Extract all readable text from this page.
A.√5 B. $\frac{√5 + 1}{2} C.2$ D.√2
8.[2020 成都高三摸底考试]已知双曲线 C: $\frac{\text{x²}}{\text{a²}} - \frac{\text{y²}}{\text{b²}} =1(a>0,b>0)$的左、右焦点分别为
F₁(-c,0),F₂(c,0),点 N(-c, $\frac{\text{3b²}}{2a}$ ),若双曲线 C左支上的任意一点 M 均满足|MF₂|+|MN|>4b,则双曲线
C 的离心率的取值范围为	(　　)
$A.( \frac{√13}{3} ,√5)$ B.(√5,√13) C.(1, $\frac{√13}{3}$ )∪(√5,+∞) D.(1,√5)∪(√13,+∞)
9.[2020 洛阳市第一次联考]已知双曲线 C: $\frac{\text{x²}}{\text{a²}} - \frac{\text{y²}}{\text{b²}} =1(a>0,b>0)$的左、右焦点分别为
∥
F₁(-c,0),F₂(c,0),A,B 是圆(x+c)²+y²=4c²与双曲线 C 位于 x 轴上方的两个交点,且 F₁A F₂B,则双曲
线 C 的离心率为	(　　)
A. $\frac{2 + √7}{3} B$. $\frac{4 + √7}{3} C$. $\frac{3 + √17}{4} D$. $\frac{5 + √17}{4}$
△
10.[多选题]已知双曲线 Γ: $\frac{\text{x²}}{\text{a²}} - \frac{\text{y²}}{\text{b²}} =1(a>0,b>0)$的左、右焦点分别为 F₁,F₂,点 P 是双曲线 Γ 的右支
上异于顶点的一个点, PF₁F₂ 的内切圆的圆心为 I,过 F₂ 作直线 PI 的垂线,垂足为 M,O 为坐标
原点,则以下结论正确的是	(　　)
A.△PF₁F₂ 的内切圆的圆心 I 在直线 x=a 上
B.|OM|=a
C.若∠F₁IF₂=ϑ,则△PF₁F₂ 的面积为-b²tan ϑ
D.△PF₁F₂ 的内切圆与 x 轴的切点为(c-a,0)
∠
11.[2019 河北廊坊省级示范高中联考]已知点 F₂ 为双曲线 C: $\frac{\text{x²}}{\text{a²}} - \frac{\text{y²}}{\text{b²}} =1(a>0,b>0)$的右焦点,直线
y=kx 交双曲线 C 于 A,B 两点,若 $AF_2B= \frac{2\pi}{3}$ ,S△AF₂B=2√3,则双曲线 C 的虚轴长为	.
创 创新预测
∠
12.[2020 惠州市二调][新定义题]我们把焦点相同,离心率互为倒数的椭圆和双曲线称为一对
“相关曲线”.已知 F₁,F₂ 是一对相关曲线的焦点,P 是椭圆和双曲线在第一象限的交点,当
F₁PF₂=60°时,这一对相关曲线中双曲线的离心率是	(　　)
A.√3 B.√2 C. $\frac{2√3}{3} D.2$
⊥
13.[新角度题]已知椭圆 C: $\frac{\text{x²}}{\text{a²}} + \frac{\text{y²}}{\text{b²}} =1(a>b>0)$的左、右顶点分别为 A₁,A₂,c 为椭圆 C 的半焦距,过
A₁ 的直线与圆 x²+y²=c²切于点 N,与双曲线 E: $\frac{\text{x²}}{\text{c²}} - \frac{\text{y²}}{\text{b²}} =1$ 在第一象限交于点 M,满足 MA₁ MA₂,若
===
_THE PROBLEM:_ What is the number of lines in the records that contain "则双曲线"? Give that number only.

_SOLUTION FOR THIS TASK:_ 2